REQUIREMENTS:
Locate each line holding the string "label" and copy it.

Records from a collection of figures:
··········
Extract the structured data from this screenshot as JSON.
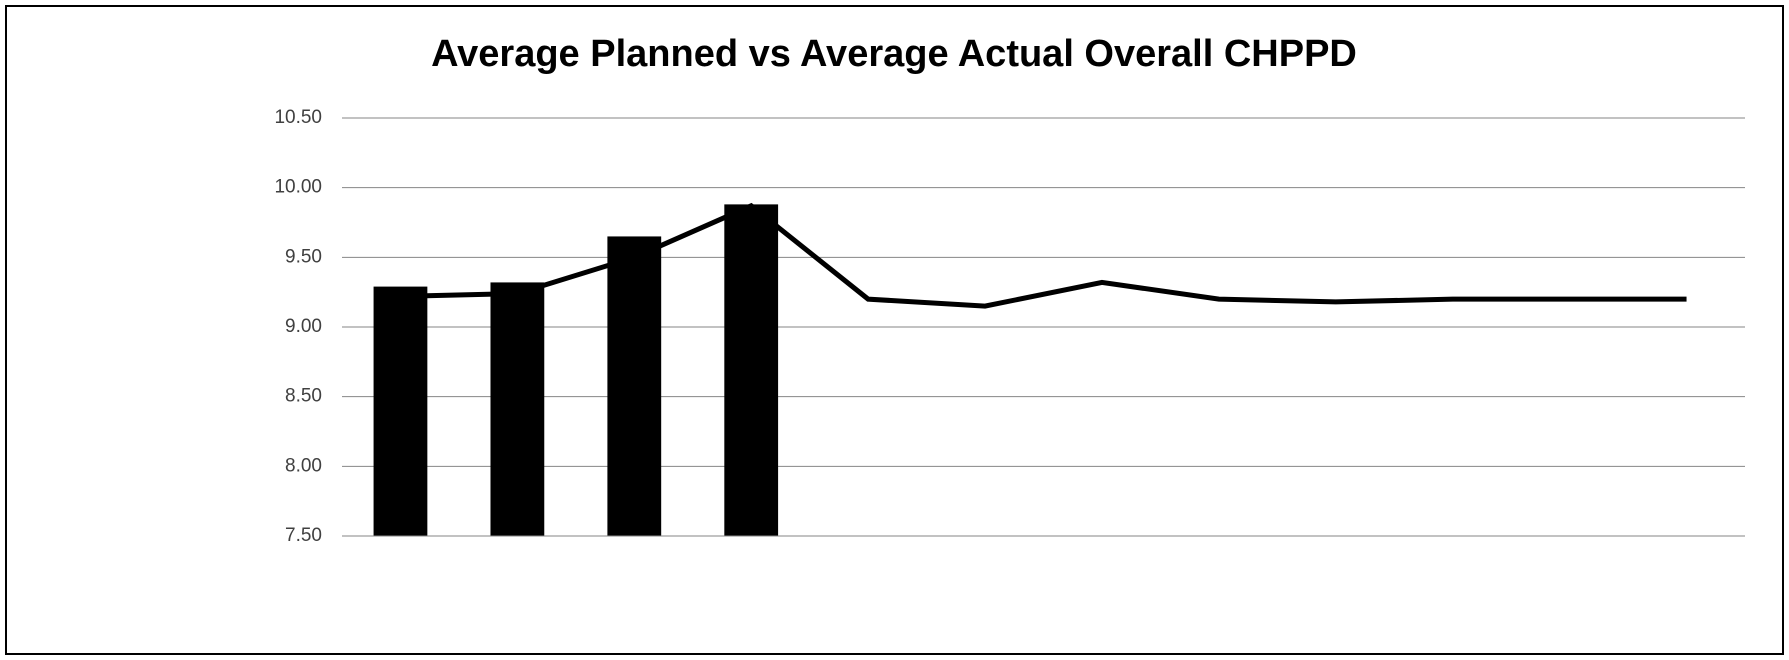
{
  "chart_data": {
    "type": "combo",
    "title": "Average Planned vs Average Actual Overall CHPPD",
    "categories": [
      null,
      null,
      null,
      null,
      null,
      null,
      null,
      null,
      null,
      null,
      null,
      null
    ],
    "series": [
      {
        "kind": "bar",
        "color": "#000000",
        "values": [
          9.29,
          9.32,
          9.65,
          9.88,
          null,
          null,
          null,
          null,
          null,
          null,
          null,
          null
        ]
      },
      {
        "kind": "line",
        "color": "#000000",
        "values": [
          9.22,
          9.24,
          9.5,
          9.87,
          9.2,
          9.15,
          9.32,
          9.2,
          9.18,
          9.2,
          9.2,
          9.2
        ]
      }
    ],
    "ylim": [
      7.5,
      10.5
    ],
    "yticks": [
      {
        "value": 7.5,
        "label": "7.50"
      },
      {
        "value": 8,
        "label": "8.00"
      },
      {
        "value": 8.5,
        "label": "8.50"
      },
      {
        "value": 9,
        "label": "9.00"
      },
      {
        "value": 9.5,
        "label": "9.50"
      },
      {
        "value": 10,
        "label": "10.00"
      },
      {
        "value": 10.5,
        "label": "10.50"
      }
    ],
    "grid": true
  }
}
··········
SOLUTION:
        "label": "7.50"
        "label": "8.00"
        "label": "8.50"
        "label": "9.00"
        "label": "9.50"
        "label": "10.00"
        "label": "10.50"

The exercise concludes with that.